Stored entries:
= = =

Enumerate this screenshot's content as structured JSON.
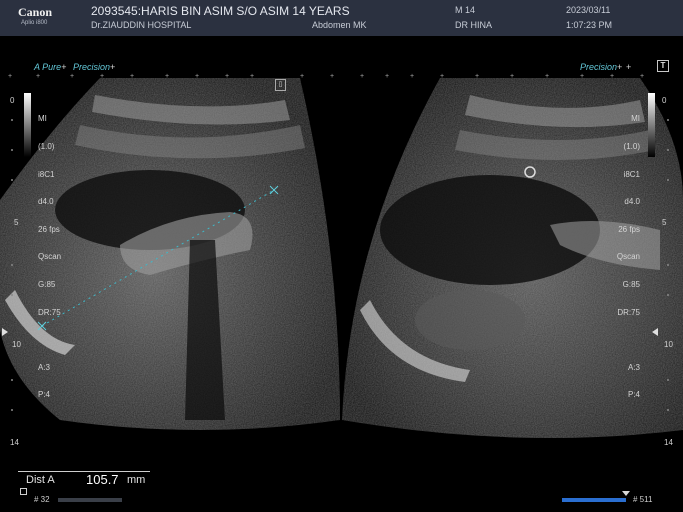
{
  "header": {
    "brand": "Canon",
    "model": "Aplio i800",
    "patient": "2093545:HARIS BIN ASIM S/O ASIM 14 YEARS",
    "hospital": "Dr.ZIAUDDIN HOSPITAL",
    "exam": "Abdomen MK",
    "mode": "M   14",
    "doctor": "DR HINA",
    "date": "2023/03/11",
    "time": "1:07:23 PM"
  },
  "tags": {
    "apure": "A Pure",
    "precision": "Precision",
    "plus": "+"
  },
  "params": {
    "mi": "MI",
    "mi_val": "(1.0)",
    "probe": "i8C1",
    "depth_setting": "d4.0",
    "fps": "26 fps",
    "qscan": "Qscan",
    "gain": "G:85",
    "dr": "DR:75",
    "a": "A:3",
    "p": "P:4"
  },
  "depth_scale": [
    "0",
    "5",
    "10",
    "14"
  ],
  "measurement": {
    "label": "Dist A",
    "value": "105.7",
    "unit": "mm"
  },
  "cine": {
    "left_frame": "# 32",
    "right_frame": "# 511"
  },
  "icons": {
    "freeze": "freeze-icon",
    "corner": "T"
  }
}
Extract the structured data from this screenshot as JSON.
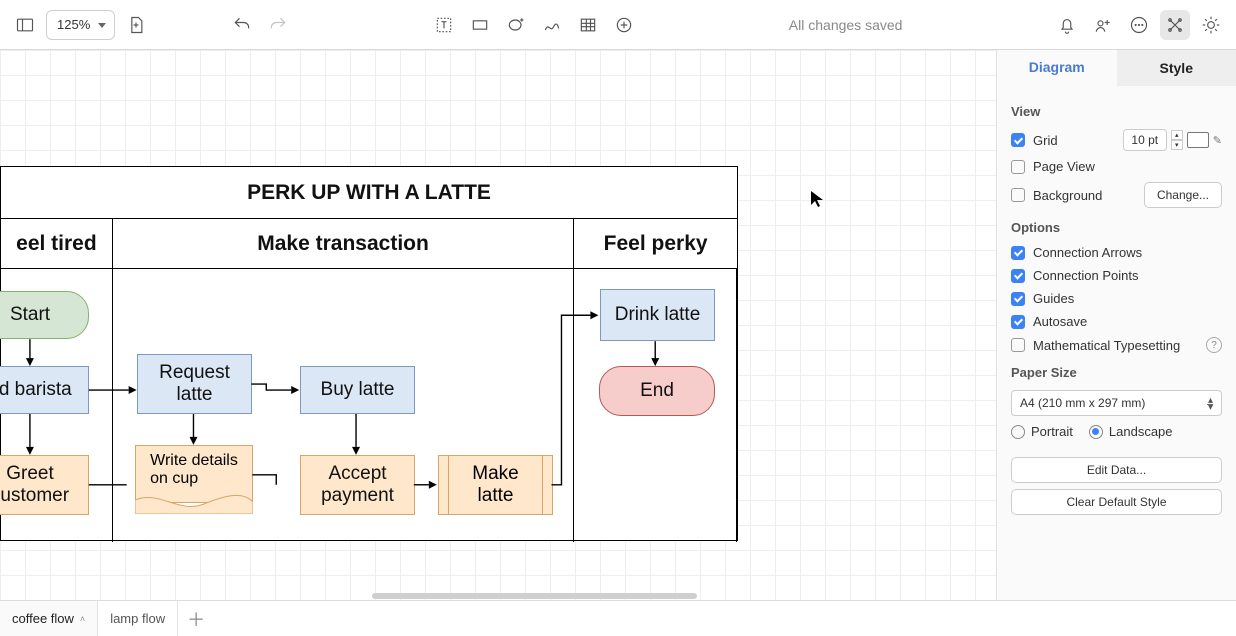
{
  "toolbar": {
    "zoom": "125%",
    "status": "All changes saved"
  },
  "panel": {
    "tabs": {
      "diagram": "Diagram",
      "style": "Style"
    },
    "view": {
      "heading": "View",
      "grid_label": "Grid",
      "grid_checked": true,
      "grid_size": "10 pt",
      "page_view_label": "Page View",
      "page_view_checked": false,
      "background_label": "Background",
      "background_checked": false,
      "change_btn": "Change..."
    },
    "options": {
      "heading": "Options",
      "arrows_label": "Connection Arrows",
      "arrows_checked": true,
      "points_label": "Connection Points",
      "points_checked": true,
      "guides_label": "Guides",
      "guides_checked": true,
      "autosave_label": "Autosave",
      "autosave_checked": true,
      "math_label": "Mathematical Typesetting",
      "math_checked": false
    },
    "paper": {
      "heading": "Paper Size",
      "size": "A4 (210 mm x 297 mm)",
      "portrait_label": "Portrait",
      "landscape_label": "Landscape",
      "orientation": "landscape"
    },
    "buttons": {
      "edit_data": "Edit Data...",
      "clear_style": "Clear Default Style"
    }
  },
  "diagram": {
    "title": "PERK UP WITH A LATTE",
    "lanes": [
      "eel tired",
      "Make transaction",
      "Feel perky"
    ],
    "start": "Start",
    "find_barista": "nd barista",
    "greet": "Greet\ncustomer",
    "request": "Request\nlatte",
    "write": "Write details\non cup",
    "buy": "Buy latte",
    "accept": "Accept\npayment",
    "make": "Make\nlatte",
    "drink": "Drink latte",
    "end": "End"
  },
  "pages": {
    "active": "coffee flow",
    "other": "lamp flow"
  }
}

= = =

- [Stated problem] Copy the records above exactly, omitting every picture.

- [Solved problem]
Enumerate this screenshot's content as structured JSON.
{
  "header": {
    "brand": "Canon",
    "model": "Aplio i800",
    "patient": "2093545:HARIS BIN ASIM S/O ASIM 14 YEARS",
    "hospital": "Dr.ZIAUDDIN HOSPITAL",
    "exam": "Abdomen MK",
    "mode": "M   14",
    "doctor": "DR HINA",
    "date": "2023/03/11",
    "time": "1:07:23 PM"
  },
  "tags": {
    "apure": "A Pure",
    "precision": "Precision",
    "plus": "+"
  },
  "params": {
    "mi": "MI",
    "mi_val": "(1.0)",
    "probe": "i8C1",
    "depth_setting": "d4.0",
    "fps": "26 fps",
    "qscan": "Qscan",
    "gain": "G:85",
    "dr": "DR:75",
    "a": "A:3",
    "p": "P:4"
  },
  "depth_scale": [
    "0",
    "5",
    "10",
    "14"
  ],
  "measurement": {
    "label": "Dist A",
    "value": "105.7",
    "unit": "mm"
  },
  "cine": {
    "left_frame": "# 32",
    "right_frame": "# 511"
  },
  "icons": {
    "freeze": "freeze-icon",
    "corner": "T"
  }
}
Extract the structured data from this screenshot as JSON.
{
  "toolbar": {
    "zoom": "125%",
    "status": "All changes saved"
  },
  "panel": {
    "tabs": {
      "diagram": "Diagram",
      "style": "Style"
    },
    "view": {
      "heading": "View",
      "grid_label": "Grid",
      "grid_checked": true,
      "grid_size": "10 pt",
      "page_view_label": "Page View",
      "page_view_checked": false,
      "background_label": "Background",
      "background_checked": false,
      "change_btn": "Change..."
    },
    "options": {
      "heading": "Options",
      "arrows_label": "Connection Arrows",
      "arrows_checked": true,
      "points_label": "Connection Points",
      "points_checked": true,
      "guides_label": "Guides",
      "guides_checked": true,
      "autosave_label": "Autosave",
      "autosave_checked": true,
      "math_label": "Mathematical Typesetting",
      "math_checked": false
    },
    "paper": {
      "heading": "Paper Size",
      "size": "A4 (210 mm x 297 mm)",
      "portrait_label": "Portrait",
      "landscape_label": "Landscape",
      "orientation": "landscape"
    },
    "buttons": {
      "edit_data": "Edit Data...",
      "clear_style": "Clear Default Style"
    }
  },
  "diagram": {
    "title": "PERK UP WITH A LATTE",
    "lanes": [
      "eel tired",
      "Make transaction",
      "Feel perky"
    ],
    "start": "Start",
    "find_barista": "nd barista",
    "greet": "Greet\ncustomer",
    "request": "Request\nlatte",
    "write": "Write details\non cup",
    "buy": "Buy latte",
    "accept": "Accept\npayment",
    "make": "Make\nlatte",
    "drink": "Drink latte",
    "end": "End"
  },
  "pages": {
    "active": "coffee flow",
    "other": "lamp flow"
  }
}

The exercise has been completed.